| Task directions |
Print the entries below in their entirety, exactly as they are written.

(Data entries for graphics)
------------------------------------------------------------------------
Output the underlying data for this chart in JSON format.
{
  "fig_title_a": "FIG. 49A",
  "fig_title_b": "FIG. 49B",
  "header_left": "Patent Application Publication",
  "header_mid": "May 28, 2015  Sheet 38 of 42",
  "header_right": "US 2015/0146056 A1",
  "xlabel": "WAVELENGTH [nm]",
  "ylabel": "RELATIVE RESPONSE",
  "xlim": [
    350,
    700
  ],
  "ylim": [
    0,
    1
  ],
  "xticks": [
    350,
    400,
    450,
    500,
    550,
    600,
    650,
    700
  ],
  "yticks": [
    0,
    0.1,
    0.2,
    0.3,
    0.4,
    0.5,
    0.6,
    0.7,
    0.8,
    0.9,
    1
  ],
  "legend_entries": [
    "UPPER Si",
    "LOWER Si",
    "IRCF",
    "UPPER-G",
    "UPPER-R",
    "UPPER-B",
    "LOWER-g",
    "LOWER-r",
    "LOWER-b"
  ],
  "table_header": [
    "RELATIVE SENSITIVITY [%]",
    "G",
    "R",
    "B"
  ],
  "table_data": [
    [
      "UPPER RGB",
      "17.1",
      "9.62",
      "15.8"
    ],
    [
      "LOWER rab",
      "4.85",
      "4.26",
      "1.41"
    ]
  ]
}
------------------------------------------------------------------------
| Output for this task |
Output the underlying data for this chart in JSON format.
{
  "fig_title_a": "FIG. 49A",
  "fig_title_b": "FIG. 49B",
  "header_left": "Patent Application Publication",
  "header_mid": "May 28, 2015  Sheet 38 of 42",
  "header_right": "US 2015/0146056 A1",
  "xlabel": "WAVELENGTH [nm]",
  "ylabel": "RELATIVE RESPONSE",
  "xlim": [
    350,
    700
  ],
  "ylim": [
    0,
    1
  ],
  "xticks": [
    350,
    400,
    450,
    500,
    550,
    600,
    650,
    700
  ],
  "yticks": [
    0,
    0.1,
    0.2,
    0.3,
    0.4,
    0.5,
    0.6,
    0.7,
    0.8,
    0.9,
    1
  ],
  "legend_entries": [
    "UPPER Si",
    "LOWER Si",
    "IRCF",
    "UPPER-G",
    "UPPER-R",
    "UPPER-B",
    "LOWER-g",
    "LOWER-r",
    "LOWER-b"
  ],
  "table_header": [
    "RELATIVE SENSITIVITY [%]",
    "G",
    "R",
    "B"
  ],
  "table_data": [
    [
      "UPPER RGB",
      "17.1",
      "9.62",
      "15.8"
    ],
    [
      "LOWER rab",
      "4.85",
      "4.26",
      "1.41"
    ]
  ]
}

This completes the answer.